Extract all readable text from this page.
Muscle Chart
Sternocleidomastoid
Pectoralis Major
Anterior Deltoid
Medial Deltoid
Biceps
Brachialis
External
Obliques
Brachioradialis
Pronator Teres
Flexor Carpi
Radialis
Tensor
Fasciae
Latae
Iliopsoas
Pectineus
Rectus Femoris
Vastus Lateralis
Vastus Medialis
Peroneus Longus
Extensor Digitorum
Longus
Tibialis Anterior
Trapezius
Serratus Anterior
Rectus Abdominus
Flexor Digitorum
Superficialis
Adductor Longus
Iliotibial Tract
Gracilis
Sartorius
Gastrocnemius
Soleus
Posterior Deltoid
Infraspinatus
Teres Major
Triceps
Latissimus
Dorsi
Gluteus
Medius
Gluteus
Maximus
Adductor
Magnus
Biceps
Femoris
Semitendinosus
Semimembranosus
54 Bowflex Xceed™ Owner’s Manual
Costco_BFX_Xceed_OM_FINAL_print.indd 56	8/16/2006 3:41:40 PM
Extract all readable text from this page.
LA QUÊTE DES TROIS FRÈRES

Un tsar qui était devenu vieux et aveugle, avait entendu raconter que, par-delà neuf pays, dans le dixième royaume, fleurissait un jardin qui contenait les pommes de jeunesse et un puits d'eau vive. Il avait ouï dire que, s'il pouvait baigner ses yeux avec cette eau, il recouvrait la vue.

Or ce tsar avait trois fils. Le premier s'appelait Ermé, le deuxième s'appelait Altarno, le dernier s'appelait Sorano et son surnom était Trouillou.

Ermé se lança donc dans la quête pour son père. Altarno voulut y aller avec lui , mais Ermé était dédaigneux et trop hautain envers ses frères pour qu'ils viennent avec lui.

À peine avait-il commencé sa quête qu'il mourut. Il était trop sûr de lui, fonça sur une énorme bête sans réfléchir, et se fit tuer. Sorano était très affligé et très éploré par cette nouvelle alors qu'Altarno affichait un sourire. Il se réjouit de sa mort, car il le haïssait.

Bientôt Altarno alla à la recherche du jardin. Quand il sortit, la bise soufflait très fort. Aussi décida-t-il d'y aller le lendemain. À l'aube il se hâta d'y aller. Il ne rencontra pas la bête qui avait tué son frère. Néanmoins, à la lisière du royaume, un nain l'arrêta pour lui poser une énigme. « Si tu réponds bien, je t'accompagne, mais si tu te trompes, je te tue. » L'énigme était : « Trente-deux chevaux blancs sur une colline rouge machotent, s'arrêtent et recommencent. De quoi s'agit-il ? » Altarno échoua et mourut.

○ ○ ○ ○

- **Task requirements**: From the entries above, copy every line where the word "mais" shows up.

- **Expected answer**:
Ermé se lança donc dans la quête pour son père. Altarno voulut y aller avec lui , mais Ermé était dédaigneux et trop hautain envers ses frères pour qu'ils viennent avec lui.
Bientôt Altarno alla à la recherche du jardin. Quand il sortit, la bise soufflait très fort. Aussi décida-t-il d'y aller le lendemain. À l'aube il se hâta d'y aller. Il ne rencontra pas la bête qui avait tué son frère. Néanmoins, à la lisière du royaume, un nain l'arrêta pour lui poser une énigme. « Si tu réponds bien, je t'accompagne, mais si tu te trompes, je te tue. » L'énigme était : « Trente-deux chevaux blancs sur une colline rouge machotent, s'arrêtent et recommencent. De quoi s'agit-il ? » Altarno échoua et mourut.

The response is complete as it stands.